Dataset rows about figures:
★ ★ ★ ★ ★
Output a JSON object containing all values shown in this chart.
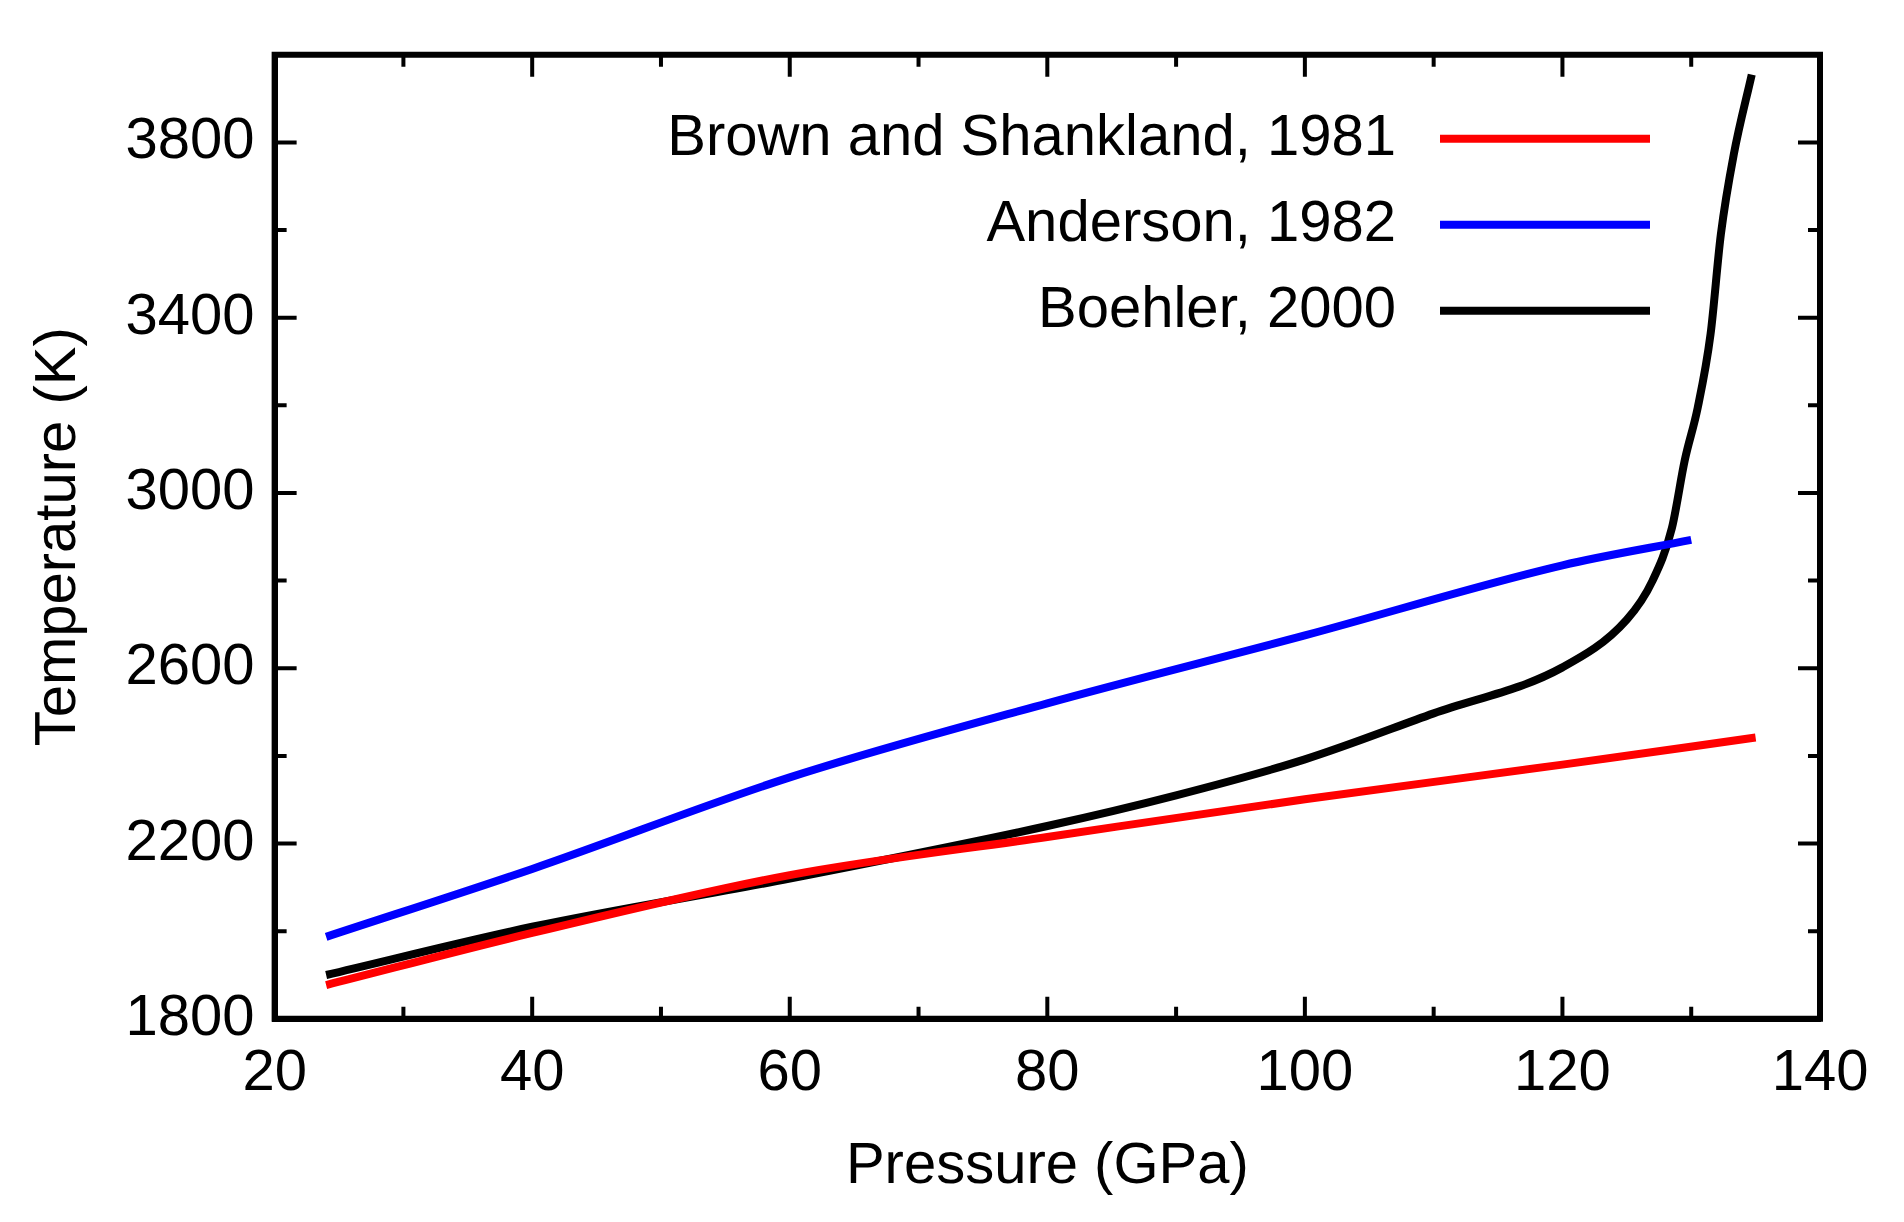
{
  "chart_data": {
    "type": "line",
    "xlabel": "Pressure (GPa)",
    "ylabel": "Temperature (K)",
    "xlim": [
      20,
      140
    ],
    "xticks": [
      20,
      {
        "value": 30,
        "label": null
      },
      40,
      {
        "value": 50,
        "label": null
      },
      60,
      {
        "value": 70,
        "label": null
      },
      80,
      {
        "value": 90,
        "label": null
      },
      100,
      {
        "value": 110,
        "label": null
      },
      120,
      {
        "value": 130,
        "label": null
      },
      140
    ],
    "ylim": [
      1800,
      4000
    ],
    "yticks": [
      1800,
      {
        "value": 2000,
        "label": null
      },
      2200,
      {
        "value": 2400,
        "label": null
      },
      2600,
      {
        "value": 2800,
        "label": null
      },
      3000,
      {
        "value": 3200,
        "label": null
      },
      3400,
      {
        "value": 3600,
        "label": null
      },
      3800
    ],
    "grid": false,
    "legend": "top right",
    "marker": "none",
    "line_style": "solid",
    "series": [
      {
        "name": "Brown and Shankland, 1981",
        "color": "#ff0000",
        "x": [
          24,
          40,
          60,
          80,
          100,
          120,
          135
        ],
        "values": [
          1877,
          1996,
          2128,
          2215,
          2301,
          2380,
          2442
        ]
      },
      {
        "name": "Anderson, 1982",
        "color": "#0000ff",
        "x": [
          24,
          40,
          60,
          80,
          100,
          120,
          130
        ],
        "values": [
          1987,
          2142,
          2351,
          2520,
          2675,
          2835,
          2893
        ]
      },
      {
        "name": "Boehler, 2000",
        "color": "#000000",
        "x": [
          24,
          40,
          60,
          80,
          90,
          100,
          110,
          120,
          125,
          127,
          128.5,
          129.5,
          130.5,
          131.5,
          132.3,
          133.3,
          134.7
        ],
        "values": [
          1900,
          2010,
          2120,
          2240,
          2310,
          2392,
          2497,
          2602,
          2711,
          2800,
          2920,
          3075,
          3194,
          3362,
          3590,
          3772,
          3955
        ]
      }
    ]
  }
}
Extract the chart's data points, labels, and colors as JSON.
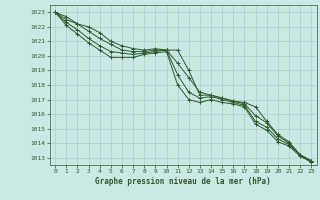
{
  "bg_color": "#cce8e4",
  "grid_color": "#aacfcb",
  "line_color": "#2d5a2d",
  "text_color": "#2d5a2d",
  "xlabel": "Graphe pression niveau de la mer (hPa)",
  "ylim": [
    1012.5,
    1023.5
  ],
  "xlim": [
    -0.5,
    23.5
  ],
  "yticks": [
    1013,
    1014,
    1015,
    1016,
    1017,
    1018,
    1019,
    1020,
    1021,
    1022,
    1023
  ],
  "xticks": [
    0,
    1,
    2,
    3,
    4,
    5,
    6,
    7,
    8,
    9,
    10,
    11,
    12,
    13,
    14,
    15,
    16,
    17,
    18,
    19,
    20,
    21,
    22,
    23
  ],
  "lines": [
    [
      1023.0,
      1022.7,
      1022.2,
      1022.0,
      1021.6,
      1021.0,
      1020.7,
      1020.5,
      1020.4,
      1020.5,
      1020.4,
      1020.4,
      1019.0,
      1017.3,
      1017.3,
      1017.1,
      1016.9,
      1016.8,
      1016.5,
      1015.5,
      1014.6,
      1014.1,
      1013.2,
      1012.7
    ],
    [
      1023.0,
      1022.5,
      1022.2,
      1021.7,
      1021.2,
      1020.8,
      1020.4,
      1020.3,
      1020.3,
      1020.4,
      1020.4,
      1019.5,
      1018.5,
      1017.5,
      1017.3,
      1017.1,
      1016.9,
      1016.7,
      1015.9,
      1015.4,
      1014.5,
      1014.0,
      1013.2,
      1012.8
    ],
    [
      1023.0,
      1022.3,
      1021.8,
      1021.2,
      1020.7,
      1020.3,
      1020.2,
      1020.1,
      1020.2,
      1020.3,
      1020.4,
      1018.7,
      1017.5,
      1017.1,
      1017.2,
      1017.0,
      1016.8,
      1016.6,
      1015.5,
      1015.1,
      1014.3,
      1013.9,
      1013.2,
      1012.8
    ],
    [
      1023.0,
      1022.1,
      1021.5,
      1020.9,
      1020.4,
      1019.9,
      1019.9,
      1019.9,
      1020.1,
      1020.2,
      1020.3,
      1018.0,
      1017.0,
      1016.8,
      1017.0,
      1016.8,
      1016.7,
      1016.5,
      1015.3,
      1014.9,
      1014.1,
      1013.8,
      1013.1,
      1012.7
    ]
  ]
}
★ ★ ★ ★ ★
Prompt:
Scan the data above and copy every line with "name" in it.

Written response:
        "name": "Brown and Shankland, 1981",
        "name": "Anderson, 1982",
        "name": "Boehler, 2000",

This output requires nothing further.